| WHAT TO WORK ON |
In the data below, find every line that has the string "Send", and copy it.

| RECORD EXCERPTS |
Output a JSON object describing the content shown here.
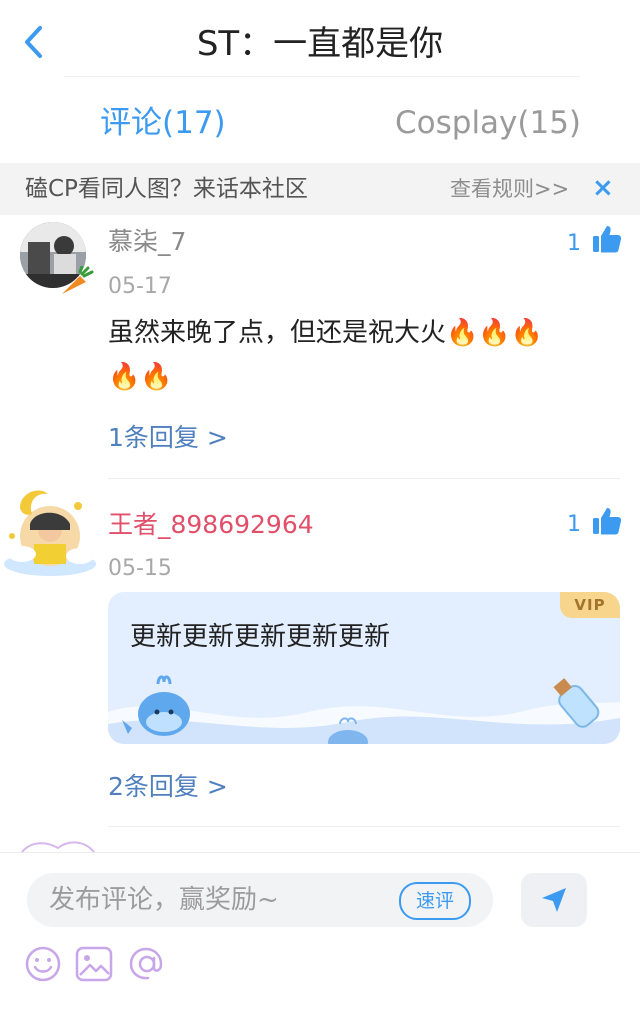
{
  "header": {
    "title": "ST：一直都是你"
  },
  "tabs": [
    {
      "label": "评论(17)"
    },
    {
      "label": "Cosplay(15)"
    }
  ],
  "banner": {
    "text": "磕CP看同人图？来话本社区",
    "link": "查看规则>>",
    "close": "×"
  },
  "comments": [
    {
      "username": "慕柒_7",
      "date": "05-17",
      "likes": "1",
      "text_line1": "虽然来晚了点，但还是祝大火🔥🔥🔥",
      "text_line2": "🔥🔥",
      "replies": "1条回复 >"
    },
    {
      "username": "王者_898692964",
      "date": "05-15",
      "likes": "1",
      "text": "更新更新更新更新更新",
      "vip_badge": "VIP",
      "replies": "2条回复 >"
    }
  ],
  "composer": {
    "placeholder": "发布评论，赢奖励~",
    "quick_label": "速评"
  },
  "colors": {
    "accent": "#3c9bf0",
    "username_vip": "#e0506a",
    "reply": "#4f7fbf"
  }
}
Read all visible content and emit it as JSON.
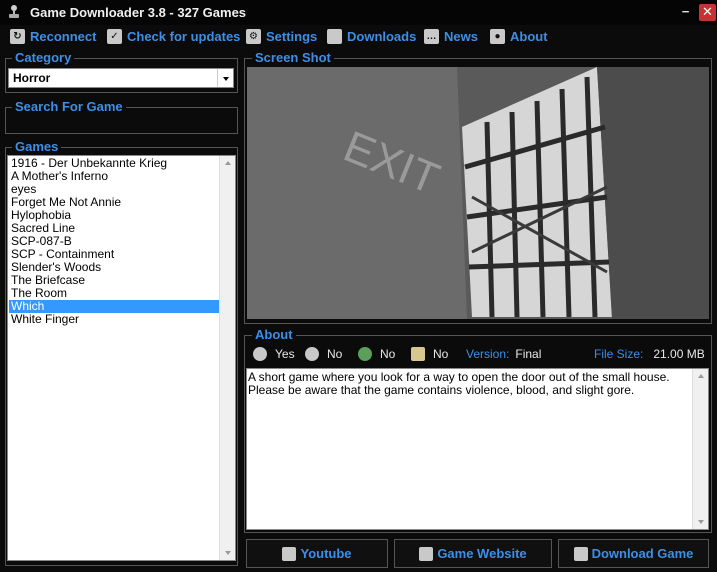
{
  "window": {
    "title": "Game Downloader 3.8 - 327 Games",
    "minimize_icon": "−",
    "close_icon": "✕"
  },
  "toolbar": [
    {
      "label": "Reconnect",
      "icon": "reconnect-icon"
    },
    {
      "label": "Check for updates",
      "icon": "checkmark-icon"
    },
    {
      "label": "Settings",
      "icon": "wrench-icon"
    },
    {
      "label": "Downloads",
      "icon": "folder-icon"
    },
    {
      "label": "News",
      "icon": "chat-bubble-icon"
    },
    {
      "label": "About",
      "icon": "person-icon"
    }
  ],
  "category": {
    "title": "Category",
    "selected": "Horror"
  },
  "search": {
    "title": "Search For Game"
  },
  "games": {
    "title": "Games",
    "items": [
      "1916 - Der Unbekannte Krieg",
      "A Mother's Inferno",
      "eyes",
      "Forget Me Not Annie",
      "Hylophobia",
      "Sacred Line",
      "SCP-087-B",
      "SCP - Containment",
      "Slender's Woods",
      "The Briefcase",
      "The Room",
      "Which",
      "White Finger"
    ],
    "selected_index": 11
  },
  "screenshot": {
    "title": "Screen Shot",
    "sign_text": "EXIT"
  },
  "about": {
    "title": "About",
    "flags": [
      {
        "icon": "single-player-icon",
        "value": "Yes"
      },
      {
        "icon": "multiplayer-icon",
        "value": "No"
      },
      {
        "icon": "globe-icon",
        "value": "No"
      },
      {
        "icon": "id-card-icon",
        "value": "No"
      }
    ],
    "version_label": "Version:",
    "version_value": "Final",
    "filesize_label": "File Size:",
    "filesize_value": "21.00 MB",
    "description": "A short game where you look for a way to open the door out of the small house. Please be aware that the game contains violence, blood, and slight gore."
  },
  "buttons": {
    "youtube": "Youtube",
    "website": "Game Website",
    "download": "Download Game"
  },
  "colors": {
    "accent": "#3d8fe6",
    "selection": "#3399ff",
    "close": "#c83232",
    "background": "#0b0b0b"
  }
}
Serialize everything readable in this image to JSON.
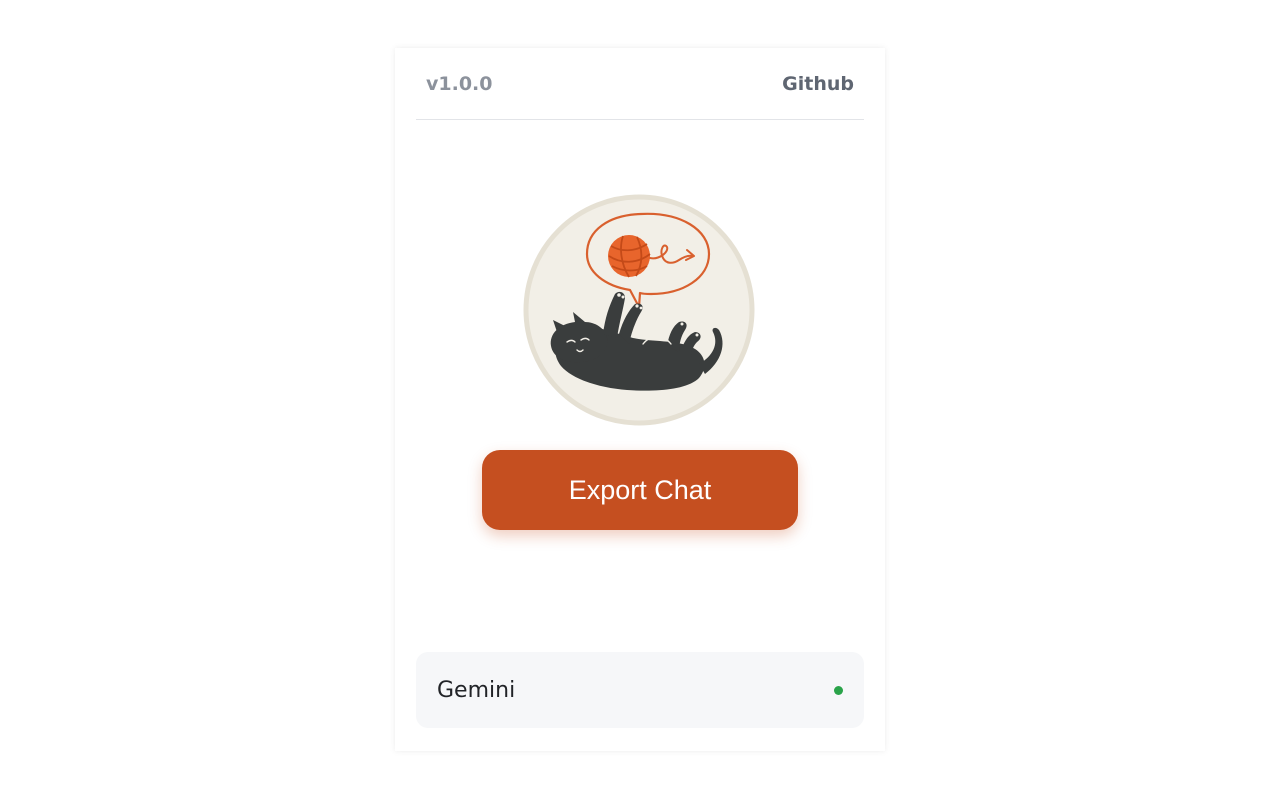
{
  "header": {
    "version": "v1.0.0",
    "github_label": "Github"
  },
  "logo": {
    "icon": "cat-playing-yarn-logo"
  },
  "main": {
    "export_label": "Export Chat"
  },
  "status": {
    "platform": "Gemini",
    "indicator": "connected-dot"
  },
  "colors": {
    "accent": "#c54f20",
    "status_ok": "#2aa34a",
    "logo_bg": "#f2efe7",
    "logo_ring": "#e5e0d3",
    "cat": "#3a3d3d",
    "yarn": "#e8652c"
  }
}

==

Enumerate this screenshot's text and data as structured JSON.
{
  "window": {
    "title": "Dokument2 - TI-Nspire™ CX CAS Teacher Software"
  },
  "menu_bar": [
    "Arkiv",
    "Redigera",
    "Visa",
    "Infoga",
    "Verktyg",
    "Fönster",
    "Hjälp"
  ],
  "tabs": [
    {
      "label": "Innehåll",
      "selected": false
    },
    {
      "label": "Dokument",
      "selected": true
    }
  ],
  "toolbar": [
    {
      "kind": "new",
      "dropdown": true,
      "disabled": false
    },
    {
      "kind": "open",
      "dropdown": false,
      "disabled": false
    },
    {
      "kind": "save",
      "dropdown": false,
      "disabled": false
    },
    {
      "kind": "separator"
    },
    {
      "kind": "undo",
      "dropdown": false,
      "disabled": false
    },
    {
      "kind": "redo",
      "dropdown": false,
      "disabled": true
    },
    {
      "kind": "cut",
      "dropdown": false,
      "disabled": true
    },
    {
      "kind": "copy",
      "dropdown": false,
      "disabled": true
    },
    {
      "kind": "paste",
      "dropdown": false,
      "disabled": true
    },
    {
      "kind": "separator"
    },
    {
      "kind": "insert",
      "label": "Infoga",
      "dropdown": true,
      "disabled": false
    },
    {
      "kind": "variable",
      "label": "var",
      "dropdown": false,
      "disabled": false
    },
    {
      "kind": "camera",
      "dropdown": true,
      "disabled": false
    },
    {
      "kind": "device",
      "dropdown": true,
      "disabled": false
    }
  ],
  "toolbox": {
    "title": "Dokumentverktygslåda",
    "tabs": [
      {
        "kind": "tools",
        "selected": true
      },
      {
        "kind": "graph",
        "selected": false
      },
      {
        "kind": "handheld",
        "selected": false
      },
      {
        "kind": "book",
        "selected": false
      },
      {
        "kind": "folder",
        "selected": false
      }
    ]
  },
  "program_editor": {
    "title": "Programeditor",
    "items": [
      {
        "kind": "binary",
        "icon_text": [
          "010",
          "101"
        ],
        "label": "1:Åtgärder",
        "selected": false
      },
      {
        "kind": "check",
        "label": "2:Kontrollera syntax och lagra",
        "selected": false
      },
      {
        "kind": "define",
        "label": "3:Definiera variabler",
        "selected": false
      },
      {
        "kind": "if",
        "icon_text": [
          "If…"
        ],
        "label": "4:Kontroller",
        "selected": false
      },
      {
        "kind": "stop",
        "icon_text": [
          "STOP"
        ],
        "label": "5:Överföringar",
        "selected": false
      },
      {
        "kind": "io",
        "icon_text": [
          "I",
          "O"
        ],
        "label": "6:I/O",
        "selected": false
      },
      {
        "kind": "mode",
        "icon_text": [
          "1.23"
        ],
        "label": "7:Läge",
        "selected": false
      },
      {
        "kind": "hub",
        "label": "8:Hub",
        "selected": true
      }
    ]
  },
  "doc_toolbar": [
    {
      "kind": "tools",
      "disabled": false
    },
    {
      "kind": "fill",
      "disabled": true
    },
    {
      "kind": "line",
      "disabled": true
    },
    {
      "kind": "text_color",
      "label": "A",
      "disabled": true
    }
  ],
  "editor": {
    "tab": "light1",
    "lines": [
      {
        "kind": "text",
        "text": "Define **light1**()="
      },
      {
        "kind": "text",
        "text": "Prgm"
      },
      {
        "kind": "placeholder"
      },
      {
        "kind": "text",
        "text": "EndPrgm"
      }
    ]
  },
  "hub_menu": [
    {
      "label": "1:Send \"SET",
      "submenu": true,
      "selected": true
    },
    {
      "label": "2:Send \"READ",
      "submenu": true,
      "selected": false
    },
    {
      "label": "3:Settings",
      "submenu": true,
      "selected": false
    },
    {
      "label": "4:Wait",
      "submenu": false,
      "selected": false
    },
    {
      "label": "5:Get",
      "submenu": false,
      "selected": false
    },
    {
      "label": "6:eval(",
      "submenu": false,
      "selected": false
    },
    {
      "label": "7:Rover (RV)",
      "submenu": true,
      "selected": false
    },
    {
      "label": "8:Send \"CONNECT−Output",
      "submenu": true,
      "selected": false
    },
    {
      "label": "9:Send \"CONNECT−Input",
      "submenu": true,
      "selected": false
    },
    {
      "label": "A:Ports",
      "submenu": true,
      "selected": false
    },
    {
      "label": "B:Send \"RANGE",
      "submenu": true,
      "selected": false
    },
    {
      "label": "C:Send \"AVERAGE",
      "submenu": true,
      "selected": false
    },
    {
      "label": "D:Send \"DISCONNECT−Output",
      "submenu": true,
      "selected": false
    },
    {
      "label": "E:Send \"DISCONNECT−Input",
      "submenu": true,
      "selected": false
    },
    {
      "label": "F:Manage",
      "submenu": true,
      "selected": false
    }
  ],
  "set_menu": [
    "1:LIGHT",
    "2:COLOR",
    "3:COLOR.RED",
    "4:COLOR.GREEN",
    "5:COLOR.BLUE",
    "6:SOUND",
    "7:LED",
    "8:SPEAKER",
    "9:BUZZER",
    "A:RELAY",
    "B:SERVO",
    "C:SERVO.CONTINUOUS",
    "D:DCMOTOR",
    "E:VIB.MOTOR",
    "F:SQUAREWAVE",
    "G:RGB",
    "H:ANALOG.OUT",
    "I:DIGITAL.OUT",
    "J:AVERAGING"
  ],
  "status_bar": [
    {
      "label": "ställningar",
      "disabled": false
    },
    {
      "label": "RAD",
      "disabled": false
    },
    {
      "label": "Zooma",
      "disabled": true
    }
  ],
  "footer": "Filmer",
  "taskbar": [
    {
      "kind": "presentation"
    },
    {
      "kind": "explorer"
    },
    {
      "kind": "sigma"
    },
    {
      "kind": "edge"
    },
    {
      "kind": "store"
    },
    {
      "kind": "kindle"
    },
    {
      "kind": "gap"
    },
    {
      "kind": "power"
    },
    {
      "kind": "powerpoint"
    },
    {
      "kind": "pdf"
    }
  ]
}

| FULL OUTPUT |
      "label": "1:Send \"SET",
      "label": "2:Send \"READ",
      "label": "8:Send \"CONNECT−Output",
      "label": "9:Send \"CONNECT−Input",
      "label": "B:Send \"RANGE",
      "label": "C:Send \"AVERAGE",
      "label": "D:Send \"DISCONNECT−Output",
      "label": "E:Send \"DISCONNECT−Input",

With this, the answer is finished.